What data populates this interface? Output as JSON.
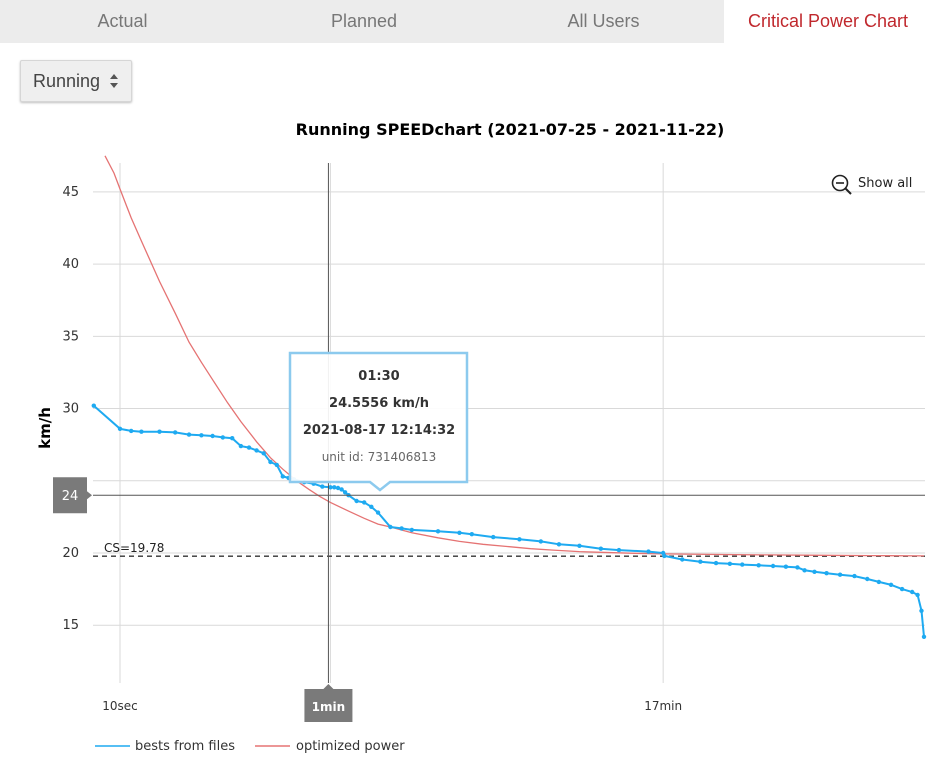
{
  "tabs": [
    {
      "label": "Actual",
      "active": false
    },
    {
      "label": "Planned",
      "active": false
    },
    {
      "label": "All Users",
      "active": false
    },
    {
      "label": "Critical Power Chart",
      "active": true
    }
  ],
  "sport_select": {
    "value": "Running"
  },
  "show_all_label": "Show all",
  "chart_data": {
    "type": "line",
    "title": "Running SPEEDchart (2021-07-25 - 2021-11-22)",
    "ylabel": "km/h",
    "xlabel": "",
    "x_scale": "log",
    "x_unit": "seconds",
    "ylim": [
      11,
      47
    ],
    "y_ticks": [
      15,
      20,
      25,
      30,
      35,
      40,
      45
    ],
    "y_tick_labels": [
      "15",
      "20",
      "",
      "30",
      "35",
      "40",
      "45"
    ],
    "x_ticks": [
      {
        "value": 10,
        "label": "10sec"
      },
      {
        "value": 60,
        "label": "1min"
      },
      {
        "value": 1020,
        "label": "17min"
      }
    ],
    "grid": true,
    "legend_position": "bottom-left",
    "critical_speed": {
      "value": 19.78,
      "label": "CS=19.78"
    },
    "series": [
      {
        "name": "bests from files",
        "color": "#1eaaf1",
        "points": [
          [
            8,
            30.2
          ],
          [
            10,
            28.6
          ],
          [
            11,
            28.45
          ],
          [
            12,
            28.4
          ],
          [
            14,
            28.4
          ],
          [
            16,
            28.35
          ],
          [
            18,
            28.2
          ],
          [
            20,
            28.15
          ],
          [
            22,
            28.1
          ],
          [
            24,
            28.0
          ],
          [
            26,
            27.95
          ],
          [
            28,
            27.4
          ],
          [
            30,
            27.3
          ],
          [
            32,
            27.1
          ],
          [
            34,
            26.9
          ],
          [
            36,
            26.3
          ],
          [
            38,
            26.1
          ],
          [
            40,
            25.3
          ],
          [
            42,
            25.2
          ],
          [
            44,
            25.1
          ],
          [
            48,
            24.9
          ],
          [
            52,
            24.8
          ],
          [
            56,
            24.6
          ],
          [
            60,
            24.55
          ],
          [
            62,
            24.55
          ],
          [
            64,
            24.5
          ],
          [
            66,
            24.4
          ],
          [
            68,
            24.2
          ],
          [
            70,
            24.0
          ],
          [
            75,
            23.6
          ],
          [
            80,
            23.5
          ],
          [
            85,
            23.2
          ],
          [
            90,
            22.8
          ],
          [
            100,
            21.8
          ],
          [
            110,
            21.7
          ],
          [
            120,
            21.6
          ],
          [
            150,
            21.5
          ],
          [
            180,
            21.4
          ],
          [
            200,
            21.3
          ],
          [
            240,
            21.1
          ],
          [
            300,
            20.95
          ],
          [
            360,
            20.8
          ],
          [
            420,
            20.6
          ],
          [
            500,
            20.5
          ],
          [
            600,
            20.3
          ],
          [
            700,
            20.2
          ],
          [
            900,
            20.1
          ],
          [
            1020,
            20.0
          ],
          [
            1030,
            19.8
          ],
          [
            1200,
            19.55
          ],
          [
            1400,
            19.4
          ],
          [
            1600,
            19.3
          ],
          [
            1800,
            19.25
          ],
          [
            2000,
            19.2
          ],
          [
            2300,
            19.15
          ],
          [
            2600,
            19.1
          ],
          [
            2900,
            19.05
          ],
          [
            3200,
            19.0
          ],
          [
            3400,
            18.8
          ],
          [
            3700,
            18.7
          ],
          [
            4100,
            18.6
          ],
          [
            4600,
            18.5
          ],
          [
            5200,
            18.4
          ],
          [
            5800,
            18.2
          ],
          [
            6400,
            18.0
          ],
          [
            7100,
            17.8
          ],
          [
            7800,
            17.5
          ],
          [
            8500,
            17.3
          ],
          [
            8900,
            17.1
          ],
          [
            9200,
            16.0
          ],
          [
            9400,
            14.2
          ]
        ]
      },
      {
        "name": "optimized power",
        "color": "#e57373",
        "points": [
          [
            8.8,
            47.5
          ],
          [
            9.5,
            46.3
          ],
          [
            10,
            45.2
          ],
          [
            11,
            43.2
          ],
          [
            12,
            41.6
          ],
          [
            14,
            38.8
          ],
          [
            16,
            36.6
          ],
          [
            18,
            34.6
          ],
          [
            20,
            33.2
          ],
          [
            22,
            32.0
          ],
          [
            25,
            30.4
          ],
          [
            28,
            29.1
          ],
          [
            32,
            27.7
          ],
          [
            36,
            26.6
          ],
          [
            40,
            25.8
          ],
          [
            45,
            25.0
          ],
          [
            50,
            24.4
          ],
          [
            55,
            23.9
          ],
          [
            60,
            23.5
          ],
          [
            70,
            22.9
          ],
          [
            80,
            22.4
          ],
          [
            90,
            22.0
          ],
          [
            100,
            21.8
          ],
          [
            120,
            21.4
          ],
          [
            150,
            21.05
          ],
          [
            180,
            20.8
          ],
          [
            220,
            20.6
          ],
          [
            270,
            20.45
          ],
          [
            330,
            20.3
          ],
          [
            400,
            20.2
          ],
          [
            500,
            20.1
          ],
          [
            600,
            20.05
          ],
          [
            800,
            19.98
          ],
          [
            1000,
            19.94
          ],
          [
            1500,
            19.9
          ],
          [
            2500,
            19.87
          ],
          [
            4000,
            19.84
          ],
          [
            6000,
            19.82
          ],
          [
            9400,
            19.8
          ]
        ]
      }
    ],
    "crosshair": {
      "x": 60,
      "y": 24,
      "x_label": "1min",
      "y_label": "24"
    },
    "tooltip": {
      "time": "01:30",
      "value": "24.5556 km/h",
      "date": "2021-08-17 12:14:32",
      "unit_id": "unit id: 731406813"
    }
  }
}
...
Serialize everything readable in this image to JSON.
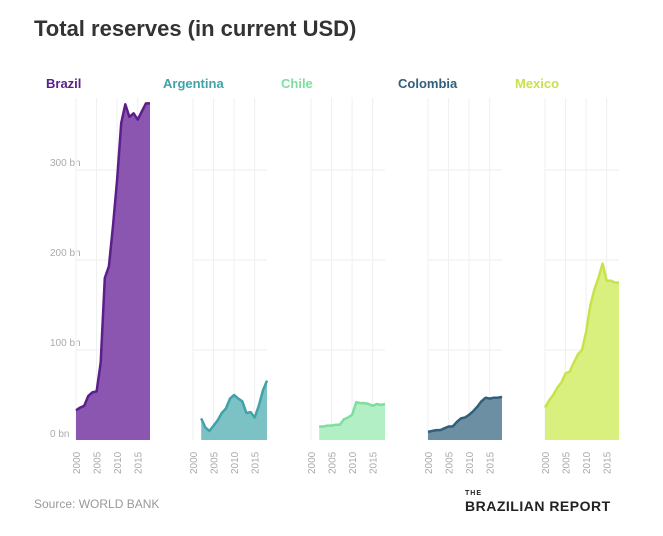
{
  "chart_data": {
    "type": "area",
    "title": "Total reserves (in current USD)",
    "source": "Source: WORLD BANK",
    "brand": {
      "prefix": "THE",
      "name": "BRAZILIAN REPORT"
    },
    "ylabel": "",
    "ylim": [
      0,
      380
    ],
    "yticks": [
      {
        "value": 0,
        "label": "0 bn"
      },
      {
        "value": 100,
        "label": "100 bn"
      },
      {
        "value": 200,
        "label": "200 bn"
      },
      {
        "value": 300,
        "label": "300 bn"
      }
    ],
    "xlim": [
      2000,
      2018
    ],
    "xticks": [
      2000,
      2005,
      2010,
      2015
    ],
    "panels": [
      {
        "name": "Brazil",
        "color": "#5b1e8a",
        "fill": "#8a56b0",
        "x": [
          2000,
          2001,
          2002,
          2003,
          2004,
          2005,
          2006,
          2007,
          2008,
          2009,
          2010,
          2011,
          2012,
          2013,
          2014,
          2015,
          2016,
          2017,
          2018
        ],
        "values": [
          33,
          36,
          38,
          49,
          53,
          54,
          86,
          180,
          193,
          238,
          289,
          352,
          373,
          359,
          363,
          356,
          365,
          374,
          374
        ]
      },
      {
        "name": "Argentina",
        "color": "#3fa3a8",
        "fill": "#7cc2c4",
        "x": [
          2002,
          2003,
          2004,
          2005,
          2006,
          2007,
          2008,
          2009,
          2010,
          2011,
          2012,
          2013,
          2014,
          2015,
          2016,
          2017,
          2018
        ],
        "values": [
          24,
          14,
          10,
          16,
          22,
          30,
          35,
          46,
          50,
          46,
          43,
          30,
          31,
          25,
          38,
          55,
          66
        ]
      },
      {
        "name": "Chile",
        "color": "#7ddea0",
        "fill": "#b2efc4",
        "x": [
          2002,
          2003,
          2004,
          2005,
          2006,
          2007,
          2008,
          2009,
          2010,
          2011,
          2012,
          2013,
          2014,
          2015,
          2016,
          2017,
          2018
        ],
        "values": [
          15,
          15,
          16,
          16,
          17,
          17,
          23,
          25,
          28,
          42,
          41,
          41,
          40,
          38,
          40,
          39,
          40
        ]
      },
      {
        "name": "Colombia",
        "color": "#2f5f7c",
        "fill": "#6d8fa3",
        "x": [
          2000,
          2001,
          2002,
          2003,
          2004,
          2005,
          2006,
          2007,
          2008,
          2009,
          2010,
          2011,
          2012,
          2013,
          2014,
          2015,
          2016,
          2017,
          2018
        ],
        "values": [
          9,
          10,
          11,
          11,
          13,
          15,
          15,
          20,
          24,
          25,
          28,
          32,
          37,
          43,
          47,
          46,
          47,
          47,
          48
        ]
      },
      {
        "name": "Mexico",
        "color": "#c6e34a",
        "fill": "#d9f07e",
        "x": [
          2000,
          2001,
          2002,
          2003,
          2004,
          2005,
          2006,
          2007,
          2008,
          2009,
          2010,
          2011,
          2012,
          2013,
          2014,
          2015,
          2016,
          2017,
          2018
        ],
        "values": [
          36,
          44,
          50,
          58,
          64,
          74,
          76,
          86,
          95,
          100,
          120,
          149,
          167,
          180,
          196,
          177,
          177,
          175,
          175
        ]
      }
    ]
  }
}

TASK BRIEF —
Copy each line of the data that contains the word "JSON".

EXERCISE ANSWER —
What data populates this interface? Output as JSON.
Serialize everything readable in this image to JSON.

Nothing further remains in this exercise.